WHAT TO DO ▸
Write each line out exactly, leaving none out.

STORED DATA ▸

┄┄┄┄┄┄┄┄┄┄

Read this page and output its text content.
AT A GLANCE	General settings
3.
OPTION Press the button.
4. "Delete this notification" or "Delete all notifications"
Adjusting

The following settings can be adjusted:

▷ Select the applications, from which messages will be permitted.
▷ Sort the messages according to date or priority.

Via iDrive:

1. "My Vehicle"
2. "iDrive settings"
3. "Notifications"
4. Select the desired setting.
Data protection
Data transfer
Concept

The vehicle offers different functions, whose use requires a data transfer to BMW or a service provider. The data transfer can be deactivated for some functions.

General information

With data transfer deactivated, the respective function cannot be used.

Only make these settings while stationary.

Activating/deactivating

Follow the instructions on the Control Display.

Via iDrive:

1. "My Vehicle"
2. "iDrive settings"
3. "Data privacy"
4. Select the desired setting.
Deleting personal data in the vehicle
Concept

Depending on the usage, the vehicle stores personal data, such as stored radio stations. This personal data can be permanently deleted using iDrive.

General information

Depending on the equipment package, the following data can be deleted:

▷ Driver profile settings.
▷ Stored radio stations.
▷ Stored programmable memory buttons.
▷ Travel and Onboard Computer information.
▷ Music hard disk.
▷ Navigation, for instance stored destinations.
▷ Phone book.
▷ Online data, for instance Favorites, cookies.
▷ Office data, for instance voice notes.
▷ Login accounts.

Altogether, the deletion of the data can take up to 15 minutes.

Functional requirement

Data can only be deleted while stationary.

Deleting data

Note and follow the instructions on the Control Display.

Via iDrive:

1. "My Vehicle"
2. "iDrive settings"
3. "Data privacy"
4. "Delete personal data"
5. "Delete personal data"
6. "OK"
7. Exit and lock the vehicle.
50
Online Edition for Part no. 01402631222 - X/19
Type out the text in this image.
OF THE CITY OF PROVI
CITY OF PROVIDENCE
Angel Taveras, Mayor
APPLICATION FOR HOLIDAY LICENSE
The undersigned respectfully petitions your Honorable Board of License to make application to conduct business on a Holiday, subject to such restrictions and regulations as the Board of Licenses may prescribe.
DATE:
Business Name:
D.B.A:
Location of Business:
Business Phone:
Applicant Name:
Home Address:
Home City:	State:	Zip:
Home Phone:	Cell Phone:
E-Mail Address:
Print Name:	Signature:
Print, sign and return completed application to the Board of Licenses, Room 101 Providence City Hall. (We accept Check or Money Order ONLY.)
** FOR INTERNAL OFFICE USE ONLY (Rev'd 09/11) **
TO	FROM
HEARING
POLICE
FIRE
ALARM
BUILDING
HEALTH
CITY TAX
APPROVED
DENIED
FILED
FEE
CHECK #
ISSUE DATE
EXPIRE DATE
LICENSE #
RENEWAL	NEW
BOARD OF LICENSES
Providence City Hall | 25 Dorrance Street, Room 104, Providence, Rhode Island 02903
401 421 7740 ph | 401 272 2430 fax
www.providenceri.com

┄┄┄┄┄┄┄┄┄┄

OUTPUT OF THE EXERCISE ▸
Read this page and output its text content.
AT A GLANCE	General settings
3.
OPTION Press the button.
4. "Delete this notification" or "Delete all notifications"
Adjusting

The following settings can be adjusted:

▷ Select the applications, from which messages will be permitted.
▷ Sort the messages according to date or priority.

Via iDrive:

1. "My Vehicle"
2. "iDrive settings"
3. "Notifications"
4. Select the desired setting.
Data protection
Data transfer
Concept

The vehicle offers different functions, whose use requires a data transfer to BMW or a service provider. The data transfer can be deactivated for some functions.

General information

With data transfer deactivated, the respective function cannot be used.

Only make these settings while stationary.

Activating/deactivating

Follow the instructions on the Control Display.

Via iDrive:

1. "My Vehicle"
2. "iDrive settings"
3. "Data privacy"
4. Select the desired setting.
Deleting personal data in the vehicle
Concept

Depending on the usage, the vehicle stores personal data, such as stored radio stations. This personal data can be permanently deleted using iDrive.

General information

Depending on the equipment package, the following data can be deleted:

▷ Driver profile settings.
▷ Stored radio stations.
▷ Stored programmable memory buttons.
▷ Travel and Onboard Computer information.
▷ Music hard disk.
▷ Navigation, for instance stored destinations.
▷ Phone book.
▷ Online data, for instance Favorites, cookies.
▷ Office data, for instance voice notes.
▷ Login accounts.

Altogether, the deletion of the data can take up to 15 minutes.

Functional requirement

Data can only be deleted while stationary.

Deleting data

Note and follow the instructions on the Control Display.

Via iDrive:

1. "My Vehicle"
2. "iDrive settings"
3. "Data privacy"
4. "Delete personal data"
5. "Delete personal data"
6. "OK"
7. Exit and lock the vehicle.
50
Online Edition for Part no. 01402631222 - X/19
Type out the text in this image.
OF THE CITY OF PROVI
CITY OF PROVIDENCE
Angel Taveras, Mayor
APPLICATION FOR HOLIDAY LICENSE
The undersigned respectfully petitions your Honorable Board of License to make application to conduct business on a Holiday, subject to such restrictions and regulations as the Board of Licenses may prescribe.
DATE:
Business Name:
D.B.A:
Location of Business:
Business Phone:
Applicant Name:
Home Address:
Home City:	State:	Zip:
Home Phone:	Cell Phone:
E-Mail Address:
Print Name:	Signature:
Print, sign and return completed application to the Board of Licenses, Room 101 Providence City Hall. (We accept Check or Money Order ONLY.)
** FOR INTERNAL OFFICE USE ONLY (Rev'd 09/11) **
TO	FROM
HEARING
POLICE
FIRE
ALARM
BUILDING
HEALTH
CITY TAX
APPROVED
DENIED
FILED
FEE
CHECK #
ISSUE DATE
EXPIRE DATE
LICENSE #
RENEWAL	NEW
BOARD OF LICENSES
Providence City Hall | 25 Dorrance Street, Room 104, Providence, Rhode Island 02903
401 421 7740 ph | 401 272 2430 fax
www.providenceri.com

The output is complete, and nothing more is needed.